---------- THE RECORDS

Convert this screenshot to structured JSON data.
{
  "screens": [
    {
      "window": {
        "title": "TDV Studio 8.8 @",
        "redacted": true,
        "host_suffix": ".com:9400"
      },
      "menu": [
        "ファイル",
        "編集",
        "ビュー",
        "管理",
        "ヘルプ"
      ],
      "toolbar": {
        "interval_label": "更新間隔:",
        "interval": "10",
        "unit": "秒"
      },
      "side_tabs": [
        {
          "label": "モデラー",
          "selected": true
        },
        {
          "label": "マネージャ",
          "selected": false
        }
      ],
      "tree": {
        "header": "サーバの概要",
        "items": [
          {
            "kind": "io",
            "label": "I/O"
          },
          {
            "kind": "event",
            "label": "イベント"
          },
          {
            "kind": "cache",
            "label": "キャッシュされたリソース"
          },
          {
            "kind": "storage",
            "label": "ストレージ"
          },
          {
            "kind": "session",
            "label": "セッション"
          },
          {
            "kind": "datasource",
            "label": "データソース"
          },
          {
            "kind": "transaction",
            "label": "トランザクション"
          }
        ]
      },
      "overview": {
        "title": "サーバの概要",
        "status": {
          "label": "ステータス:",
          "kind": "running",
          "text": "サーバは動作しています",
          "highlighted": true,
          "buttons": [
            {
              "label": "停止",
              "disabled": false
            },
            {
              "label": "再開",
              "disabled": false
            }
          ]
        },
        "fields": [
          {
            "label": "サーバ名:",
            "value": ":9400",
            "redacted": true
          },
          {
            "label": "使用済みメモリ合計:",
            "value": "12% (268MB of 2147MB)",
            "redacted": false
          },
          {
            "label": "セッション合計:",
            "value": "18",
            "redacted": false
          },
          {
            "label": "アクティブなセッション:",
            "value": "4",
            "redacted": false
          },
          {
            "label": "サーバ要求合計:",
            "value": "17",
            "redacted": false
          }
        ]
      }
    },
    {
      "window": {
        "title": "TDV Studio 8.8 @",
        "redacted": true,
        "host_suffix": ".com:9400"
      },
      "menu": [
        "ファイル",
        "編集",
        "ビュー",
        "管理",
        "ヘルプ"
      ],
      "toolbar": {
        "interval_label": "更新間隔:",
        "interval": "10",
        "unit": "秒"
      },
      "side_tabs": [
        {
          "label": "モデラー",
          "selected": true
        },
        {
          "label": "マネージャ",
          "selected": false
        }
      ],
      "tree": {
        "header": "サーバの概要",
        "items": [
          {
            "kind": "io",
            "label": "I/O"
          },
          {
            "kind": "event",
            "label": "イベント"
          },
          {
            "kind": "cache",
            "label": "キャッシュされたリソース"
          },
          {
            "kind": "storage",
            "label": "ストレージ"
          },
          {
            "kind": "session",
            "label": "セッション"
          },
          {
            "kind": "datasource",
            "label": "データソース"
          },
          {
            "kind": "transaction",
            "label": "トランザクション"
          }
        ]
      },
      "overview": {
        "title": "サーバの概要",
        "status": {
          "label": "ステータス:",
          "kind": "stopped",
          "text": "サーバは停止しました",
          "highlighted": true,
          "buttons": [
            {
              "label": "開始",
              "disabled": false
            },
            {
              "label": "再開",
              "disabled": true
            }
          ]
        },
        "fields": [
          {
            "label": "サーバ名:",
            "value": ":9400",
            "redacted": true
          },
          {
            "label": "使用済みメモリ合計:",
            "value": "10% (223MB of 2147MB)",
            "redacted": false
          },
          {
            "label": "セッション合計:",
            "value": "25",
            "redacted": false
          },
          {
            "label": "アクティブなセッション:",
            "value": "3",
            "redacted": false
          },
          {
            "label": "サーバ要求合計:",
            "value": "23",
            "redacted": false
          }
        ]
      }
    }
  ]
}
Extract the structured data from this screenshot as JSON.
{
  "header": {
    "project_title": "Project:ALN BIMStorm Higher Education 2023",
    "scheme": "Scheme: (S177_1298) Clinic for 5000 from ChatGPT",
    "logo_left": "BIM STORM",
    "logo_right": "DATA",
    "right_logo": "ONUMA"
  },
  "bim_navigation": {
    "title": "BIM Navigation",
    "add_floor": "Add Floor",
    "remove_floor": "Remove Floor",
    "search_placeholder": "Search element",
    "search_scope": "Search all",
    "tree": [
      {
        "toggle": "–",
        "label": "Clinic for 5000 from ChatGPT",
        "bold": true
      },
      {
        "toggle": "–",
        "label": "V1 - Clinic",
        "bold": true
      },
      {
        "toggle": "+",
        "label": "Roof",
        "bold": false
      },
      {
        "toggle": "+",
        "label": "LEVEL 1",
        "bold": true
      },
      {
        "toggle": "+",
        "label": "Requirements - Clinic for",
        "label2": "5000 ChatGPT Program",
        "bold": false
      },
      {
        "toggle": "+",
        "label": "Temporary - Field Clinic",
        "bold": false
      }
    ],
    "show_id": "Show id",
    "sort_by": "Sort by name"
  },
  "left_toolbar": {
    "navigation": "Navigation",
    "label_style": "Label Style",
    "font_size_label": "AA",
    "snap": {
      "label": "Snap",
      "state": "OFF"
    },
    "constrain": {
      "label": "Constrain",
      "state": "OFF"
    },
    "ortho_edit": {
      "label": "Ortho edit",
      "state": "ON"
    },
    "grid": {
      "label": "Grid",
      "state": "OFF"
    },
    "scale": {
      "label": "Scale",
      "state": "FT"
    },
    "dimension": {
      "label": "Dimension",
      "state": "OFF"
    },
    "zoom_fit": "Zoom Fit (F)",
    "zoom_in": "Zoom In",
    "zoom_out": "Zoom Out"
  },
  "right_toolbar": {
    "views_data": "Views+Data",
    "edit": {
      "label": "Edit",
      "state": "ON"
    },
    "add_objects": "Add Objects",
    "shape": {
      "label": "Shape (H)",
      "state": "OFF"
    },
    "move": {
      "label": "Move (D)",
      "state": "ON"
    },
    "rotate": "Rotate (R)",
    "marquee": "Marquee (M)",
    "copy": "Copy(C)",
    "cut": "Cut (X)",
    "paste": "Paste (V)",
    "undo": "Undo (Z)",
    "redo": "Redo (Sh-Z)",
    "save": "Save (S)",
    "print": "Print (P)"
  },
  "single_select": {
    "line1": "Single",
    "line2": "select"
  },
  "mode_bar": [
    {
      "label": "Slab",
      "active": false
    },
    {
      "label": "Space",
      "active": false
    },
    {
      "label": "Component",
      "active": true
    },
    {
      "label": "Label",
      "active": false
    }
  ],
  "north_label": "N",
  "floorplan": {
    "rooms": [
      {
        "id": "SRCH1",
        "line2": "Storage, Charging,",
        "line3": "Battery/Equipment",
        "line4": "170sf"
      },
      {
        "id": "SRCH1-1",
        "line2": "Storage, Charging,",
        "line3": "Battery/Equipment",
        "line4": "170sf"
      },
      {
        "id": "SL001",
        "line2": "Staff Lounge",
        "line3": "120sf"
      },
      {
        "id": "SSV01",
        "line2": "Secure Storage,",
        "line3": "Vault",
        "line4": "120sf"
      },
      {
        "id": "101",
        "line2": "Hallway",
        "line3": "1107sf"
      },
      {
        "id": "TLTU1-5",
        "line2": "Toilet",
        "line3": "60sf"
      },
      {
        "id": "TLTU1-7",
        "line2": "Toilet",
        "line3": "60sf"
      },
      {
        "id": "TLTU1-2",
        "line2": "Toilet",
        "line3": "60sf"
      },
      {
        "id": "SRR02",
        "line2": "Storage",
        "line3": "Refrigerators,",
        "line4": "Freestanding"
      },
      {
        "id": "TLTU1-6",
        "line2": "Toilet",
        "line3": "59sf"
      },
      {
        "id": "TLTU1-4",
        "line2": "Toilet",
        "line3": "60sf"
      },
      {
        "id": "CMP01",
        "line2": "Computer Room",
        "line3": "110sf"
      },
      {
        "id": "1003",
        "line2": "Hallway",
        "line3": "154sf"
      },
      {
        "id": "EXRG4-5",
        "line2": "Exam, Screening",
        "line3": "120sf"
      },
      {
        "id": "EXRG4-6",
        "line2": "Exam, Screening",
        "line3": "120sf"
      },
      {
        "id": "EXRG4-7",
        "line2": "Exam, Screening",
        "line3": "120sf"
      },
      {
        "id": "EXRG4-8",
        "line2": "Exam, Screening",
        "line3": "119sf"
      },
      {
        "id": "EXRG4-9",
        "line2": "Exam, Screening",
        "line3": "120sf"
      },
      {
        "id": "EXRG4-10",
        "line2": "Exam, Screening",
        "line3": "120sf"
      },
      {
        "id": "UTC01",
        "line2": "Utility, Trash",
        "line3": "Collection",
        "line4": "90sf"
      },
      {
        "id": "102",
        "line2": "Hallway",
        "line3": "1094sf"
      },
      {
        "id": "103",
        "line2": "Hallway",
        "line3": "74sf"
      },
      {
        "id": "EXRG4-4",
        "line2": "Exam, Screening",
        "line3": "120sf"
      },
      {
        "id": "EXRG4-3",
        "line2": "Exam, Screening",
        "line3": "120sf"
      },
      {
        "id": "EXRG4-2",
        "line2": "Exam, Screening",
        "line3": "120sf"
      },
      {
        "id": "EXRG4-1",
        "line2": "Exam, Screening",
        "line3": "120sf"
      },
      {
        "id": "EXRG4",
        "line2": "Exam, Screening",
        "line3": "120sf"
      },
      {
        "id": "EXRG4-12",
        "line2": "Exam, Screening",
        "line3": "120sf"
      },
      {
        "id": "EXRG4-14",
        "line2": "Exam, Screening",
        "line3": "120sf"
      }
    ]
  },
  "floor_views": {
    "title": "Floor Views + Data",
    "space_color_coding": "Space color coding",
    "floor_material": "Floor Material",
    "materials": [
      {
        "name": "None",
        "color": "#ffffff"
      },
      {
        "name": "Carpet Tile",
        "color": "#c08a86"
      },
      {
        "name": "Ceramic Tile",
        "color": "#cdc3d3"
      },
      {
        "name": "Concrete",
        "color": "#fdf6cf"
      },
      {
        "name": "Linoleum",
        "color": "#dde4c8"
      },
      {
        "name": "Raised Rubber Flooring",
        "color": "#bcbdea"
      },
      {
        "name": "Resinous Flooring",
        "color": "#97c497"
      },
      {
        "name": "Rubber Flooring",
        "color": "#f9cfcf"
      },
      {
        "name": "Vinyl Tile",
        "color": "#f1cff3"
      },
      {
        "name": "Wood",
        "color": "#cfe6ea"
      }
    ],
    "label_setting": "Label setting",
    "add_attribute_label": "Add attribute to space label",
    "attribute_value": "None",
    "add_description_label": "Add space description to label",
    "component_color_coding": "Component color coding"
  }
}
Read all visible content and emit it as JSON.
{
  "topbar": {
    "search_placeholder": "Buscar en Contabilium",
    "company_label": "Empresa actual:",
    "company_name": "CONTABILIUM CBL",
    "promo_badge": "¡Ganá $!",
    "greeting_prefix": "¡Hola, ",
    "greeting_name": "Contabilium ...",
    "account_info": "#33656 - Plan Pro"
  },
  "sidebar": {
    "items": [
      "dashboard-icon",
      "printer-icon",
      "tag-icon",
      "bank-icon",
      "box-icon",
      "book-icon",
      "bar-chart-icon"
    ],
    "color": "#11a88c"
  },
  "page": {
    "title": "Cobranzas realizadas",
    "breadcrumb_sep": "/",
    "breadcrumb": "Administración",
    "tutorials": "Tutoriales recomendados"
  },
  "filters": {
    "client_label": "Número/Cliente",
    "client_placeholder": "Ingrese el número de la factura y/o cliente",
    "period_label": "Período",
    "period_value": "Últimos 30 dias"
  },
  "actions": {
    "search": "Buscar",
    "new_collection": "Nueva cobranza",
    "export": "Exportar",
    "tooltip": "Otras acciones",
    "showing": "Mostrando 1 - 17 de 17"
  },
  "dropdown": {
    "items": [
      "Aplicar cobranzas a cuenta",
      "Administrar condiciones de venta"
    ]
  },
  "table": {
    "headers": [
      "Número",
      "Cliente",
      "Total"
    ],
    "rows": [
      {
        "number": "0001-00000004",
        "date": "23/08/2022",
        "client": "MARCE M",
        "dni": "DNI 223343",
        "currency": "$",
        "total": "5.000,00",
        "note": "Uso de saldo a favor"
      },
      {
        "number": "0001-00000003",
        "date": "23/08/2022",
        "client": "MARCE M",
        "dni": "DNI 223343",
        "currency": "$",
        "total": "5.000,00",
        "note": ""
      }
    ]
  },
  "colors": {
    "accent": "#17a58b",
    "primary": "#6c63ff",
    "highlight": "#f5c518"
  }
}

--------------------

INSTRUCTIONS TO FOLLOW: Filter the listing for the word "Flooring" and copy every line that holds it.

SOLUTION FOR THIS PROBLEM:
        "name": "Raised Rubber Flooring",
        "name": "Resinous Flooring",
        "name": "Rubber Flooring",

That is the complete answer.